Exercise aim:
Every line below that includes "name" counts toward the total. Report that total alone.

----------------

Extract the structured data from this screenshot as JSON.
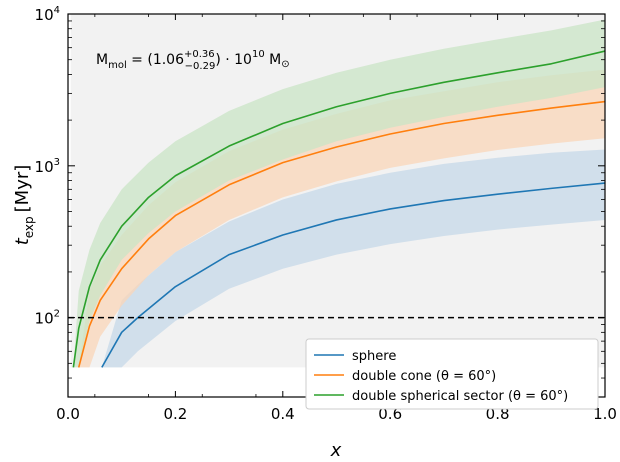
{
  "chart_data": {
    "type": "line",
    "xlabel": "x",
    "ylabel": "t",
    "ylabel_subscript": "exp",
    "ylabel_unit": "[Myr]",
    "xlim": [
      0,
      1.0
    ],
    "ylim": [
      30,
      10000
    ],
    "yscale": "log",
    "xticks": [
      "0.0",
      "0.2",
      "0.4",
      "0.6",
      "0.8",
      "1.0"
    ],
    "yticks": [
      {
        "base": "10",
        "exp": "2",
        "value": 100
      },
      {
        "base": "10",
        "exp": "3",
        "value": 1000
      },
      {
        "base": "10",
        "exp": "4",
        "value": 10000
      }
    ],
    "background_band_color": "#f2f2f2",
    "reference_line": {
      "y": 100,
      "style": "dashed",
      "color": "#000000"
    },
    "annotation": {
      "prefix": "M",
      "prefix_sub": "mol",
      "middle": " = (1.06",
      "sup": "+0.36",
      "sub": "−0.29",
      "suffix": ") · 10",
      "suffix_sup": "10",
      "unit": " M",
      "unit_sub": "⊙"
    },
    "legend_position": "lower-right",
    "series": [
      {
        "name": "sphere",
        "color": "#1f77b4",
        "band_color": "#c6d8e8",
        "x": [
          0.063,
          0.1,
          0.13,
          0.2,
          0.3,
          0.4,
          0.5,
          0.6,
          0.7,
          0.8,
          0.9,
          1.0
        ],
        "y": [
          47,
          80,
          100,
          160,
          260,
          350,
          440,
          520,
          590,
          650,
          710,
          770
        ],
        "y_low": [
          47,
          47,
          60,
          95,
          155,
          210,
          260,
          305,
          345,
          380,
          410,
          440
        ],
        "y_high": [
          47,
          130,
          165,
          270,
          430,
          600,
          760,
          900,
          1030,
          1130,
          1220,
          1280
        ]
      },
      {
        "name": "double cone (θ = 60°)",
        "color": "#ff7f0e",
        "band_color": "#f9d5b8",
        "x": [
          0.02,
          0.04,
          0.06,
          0.1,
          0.15,
          0.2,
          0.3,
          0.4,
          0.5,
          0.6,
          0.7,
          0.8,
          0.9,
          1.0
        ],
        "y": [
          47,
          88,
          130,
          210,
          330,
          470,
          750,
          1050,
          1330,
          1620,
          1900,
          2150,
          2400,
          2650
        ],
        "y_low": [
          47,
          47,
          75,
          120,
          190,
          270,
          440,
          620,
          790,
          970,
          1120,
          1270,
          1400,
          1520
        ],
        "y_high": [
          47,
          150,
          220,
          350,
          550,
          780,
          1250,
          1730,
          2200,
          2700,
          3100,
          3550,
          3950,
          4300
        ]
      },
      {
        "name": "double spherical sector (θ = 60°)",
        "color": "#2ca02c",
        "band_color": "#c9e4c5",
        "x": [
          0.01,
          0.02,
          0.04,
          0.06,
          0.1,
          0.15,
          0.2,
          0.3,
          0.4,
          0.5,
          0.6,
          0.7,
          0.8,
          0.9,
          1.0
        ],
        "y": [
          47,
          85,
          160,
          240,
          400,
          620,
          860,
          1350,
          1900,
          2450,
          3000,
          3550,
          4100,
          4700,
          5700
        ],
        "y_low": [
          47,
          47,
          95,
          140,
          240,
          360,
          500,
          800,
          1100,
          1450,
          1780,
          2100,
          2450,
          2800,
          3300
        ],
        "y_high": [
          47,
          150,
          280,
          420,
          700,
          1050,
          1450,
          2300,
          3200,
          4100,
          5000,
          5900,
          6800,
          7800,
          9200
        ]
      }
    ]
  }
}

----------------

Output for this task:
3